• [MATERIAL PROVIDED]
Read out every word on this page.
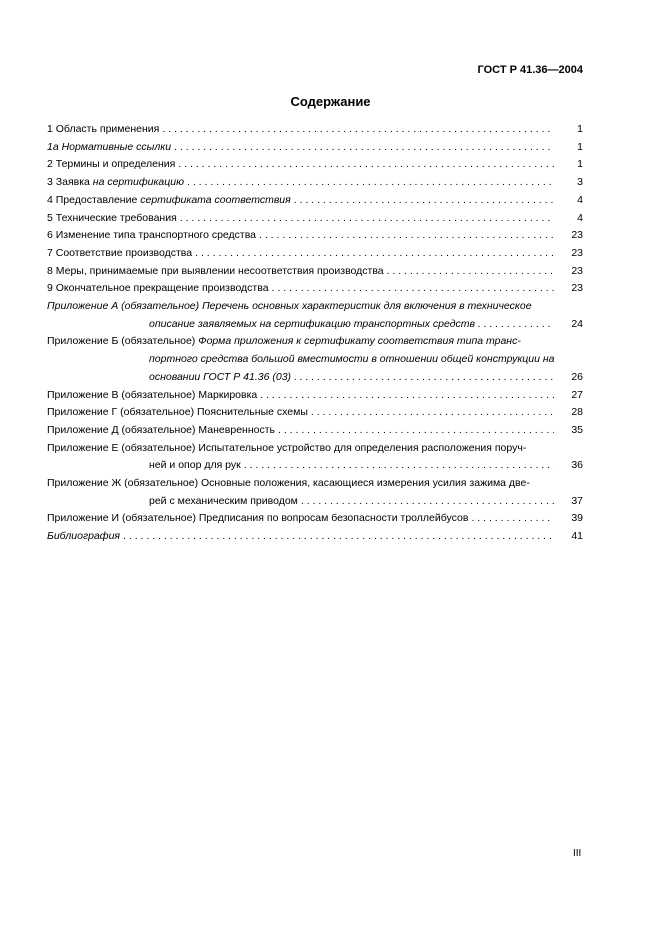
ГОСТ Р 41.36—2004
Содержание
1 Область применения . . .	1
1а Нормативные ссылки . . .	1
2 Термины и определения . . .	1
3 Заявка на сертификацию . . .	3
4 Предоставление сертификата соответствия . . .	4
5 Технические требования . . .	4
6 Изменение типа транспортного средства . . .	23
7 Соответствие производства . . .	23
8 Меры, принимаемые при выявлении несоответствия производства . . .	23
9 Окончательное прекращение производства . . .	23
Приложение А (обязательное) Перечень основных характеристик для включения в техническое
описание заявляемых на сертификацию транспортных средств . . .	24
Приложение Б (обязательное) Форма приложения к сертификату соответствия типа транс-
портного средства большой вместимости в отношении общей конструкции на
основании ГОСТ Р 41.36 (03) . . .	26
Приложение В (обязательное) Маркировка . . .	27
Приложение Г (обязательное) Пояснительные схемы . . .	28
Приложение Д (обязательное) Маневренность . . .	35
Приложение Е (обязательное) Испытательное устройство для определения расположения поруч-
ней и опор для рук . . .	36
Приложение Ж (обязательное) Основные положения, касающиеся измерения усилия зажима две-
рей с механическим приводом . . .	37
Приложение И (обязательное) Предписания по вопросам безопасности троллейбусов . . .	39
Библиография . . .	41
III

• [YOUR GOAL] Copy all lines from the material that contain "сертификацию".

• [SOLUTION TO THIS EXERCISE]
3 Заявка на сертификацию . . .	3
описание заявляемых на сертификацию транспортных средств . . .	24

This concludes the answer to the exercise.